Exercise task
In the listing below, locate the lines bearing the word "chirurgien". Copy every one of them.

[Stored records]

★ ★ ★ ★

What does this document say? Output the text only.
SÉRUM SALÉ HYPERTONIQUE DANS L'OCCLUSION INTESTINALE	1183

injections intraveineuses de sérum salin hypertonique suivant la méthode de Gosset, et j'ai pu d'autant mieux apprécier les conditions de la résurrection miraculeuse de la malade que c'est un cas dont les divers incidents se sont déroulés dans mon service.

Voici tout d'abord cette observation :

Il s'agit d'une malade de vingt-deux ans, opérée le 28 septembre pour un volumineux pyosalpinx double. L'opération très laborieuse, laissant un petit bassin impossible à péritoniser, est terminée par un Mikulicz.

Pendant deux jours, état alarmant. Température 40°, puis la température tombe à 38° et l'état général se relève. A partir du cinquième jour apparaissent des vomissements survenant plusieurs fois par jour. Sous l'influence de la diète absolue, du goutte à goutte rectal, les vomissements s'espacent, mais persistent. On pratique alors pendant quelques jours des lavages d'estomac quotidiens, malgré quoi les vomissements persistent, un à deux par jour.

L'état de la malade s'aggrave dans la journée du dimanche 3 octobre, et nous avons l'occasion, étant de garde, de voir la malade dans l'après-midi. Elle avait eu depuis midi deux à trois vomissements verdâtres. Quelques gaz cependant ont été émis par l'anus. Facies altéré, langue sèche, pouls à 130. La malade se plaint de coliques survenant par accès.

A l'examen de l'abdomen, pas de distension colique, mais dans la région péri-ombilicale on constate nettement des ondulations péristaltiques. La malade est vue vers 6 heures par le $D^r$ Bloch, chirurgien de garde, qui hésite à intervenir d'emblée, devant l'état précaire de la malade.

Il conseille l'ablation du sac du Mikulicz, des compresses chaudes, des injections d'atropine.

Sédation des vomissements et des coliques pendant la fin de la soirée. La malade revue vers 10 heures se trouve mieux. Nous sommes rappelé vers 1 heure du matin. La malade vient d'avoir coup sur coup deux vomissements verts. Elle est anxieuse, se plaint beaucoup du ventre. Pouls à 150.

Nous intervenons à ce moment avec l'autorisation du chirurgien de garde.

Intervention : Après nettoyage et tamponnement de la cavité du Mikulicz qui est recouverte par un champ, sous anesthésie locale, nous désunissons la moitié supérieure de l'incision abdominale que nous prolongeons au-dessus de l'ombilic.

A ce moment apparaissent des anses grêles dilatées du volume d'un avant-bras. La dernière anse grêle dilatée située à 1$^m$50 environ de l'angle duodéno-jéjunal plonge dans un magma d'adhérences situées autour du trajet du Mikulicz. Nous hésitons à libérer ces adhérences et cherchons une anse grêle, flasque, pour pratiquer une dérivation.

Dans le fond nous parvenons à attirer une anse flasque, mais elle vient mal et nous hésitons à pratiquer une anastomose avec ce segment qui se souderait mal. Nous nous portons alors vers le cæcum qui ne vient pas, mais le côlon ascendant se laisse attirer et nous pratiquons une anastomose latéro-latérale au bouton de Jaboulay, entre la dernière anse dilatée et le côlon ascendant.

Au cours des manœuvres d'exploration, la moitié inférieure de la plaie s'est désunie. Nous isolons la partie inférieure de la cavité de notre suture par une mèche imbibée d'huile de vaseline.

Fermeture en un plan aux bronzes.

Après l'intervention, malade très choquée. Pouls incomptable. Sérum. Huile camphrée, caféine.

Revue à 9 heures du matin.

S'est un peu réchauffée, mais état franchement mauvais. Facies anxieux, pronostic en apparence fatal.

★ ★ ★ ★

Result
A l'examen de l'abdomen, pas de distension colique, mais dans la région péri-ombilicale on constate nettement des ondulations péristaltiques. La malade est vue vers 6 heures par le $D^r$ Bloch, chirurgien de garde, qui hésite à intervenir d'emblée, devant l'état précaire de la malade.
Nous intervenons à ce moment avec l'autorisation du chirurgien de garde.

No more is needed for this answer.